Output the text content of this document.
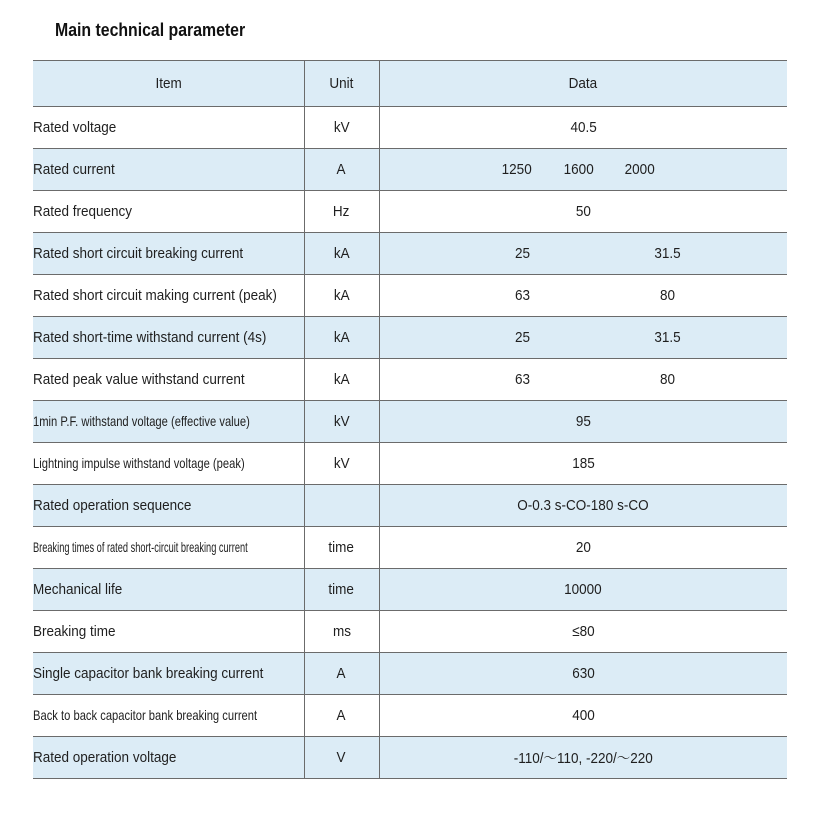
Main technical parameter
Item	Unit	Data
Rated voltage	kV	40.5
Rated current	A	1250 1600 2000

Rated frequency	Hz	50
Rated short circuit breaking current	kA	25 31.5

Rated short circuit making current (peak)	kA	63 80

Rated short-time withstand current (4s)	kA	25 31.5

Rated peak value withstand current	kA	63 80

1min P.F. withstand voltage (effective value)	kV	95
Lightning impulse withstand voltage (peak)	kV	185
Rated operation sequence		O-0.3 s-CO-180 s-CO
Breaking times of rated short-circuit breaking current	time	20
Mechanical life	time	10000
Breaking time	ms	≤80
Single capacitor bank breaking current	A	630
Back to back capacitor bank breaking current	A	400
Rated operation voltage	V	-110/～110, -220/～220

● ● ● ●

Write out all the entries word for word, but skip any images.

Output the text content of this document.
Main technical parameter
Item	Unit	Data
Rated voltage	kV	40.5
Rated current	A	1250 1600 2000

Rated frequency	Hz	50
Rated short circuit breaking current	kA	25 31.5

Rated short circuit making current (peak)	kA	63 80

Rated short-time withstand current (4s)	kA	25 31.5

Rated peak value withstand current	kA	63 80

1min P.F. withstand voltage (effective value)	kV	95
Lightning impulse withstand voltage (peak)	kV	185
Rated operation sequence		O-0.3 s-CO-180 s-CO
Breaking times of rated short-circuit breaking current	time	20
Mechanical life	time	10000
Breaking time	ms	≤80
Single capacitor bank breaking current	A	630
Back to back capacitor bank breaking current	A	400
Rated operation voltage	V	-110/～110, -220/～220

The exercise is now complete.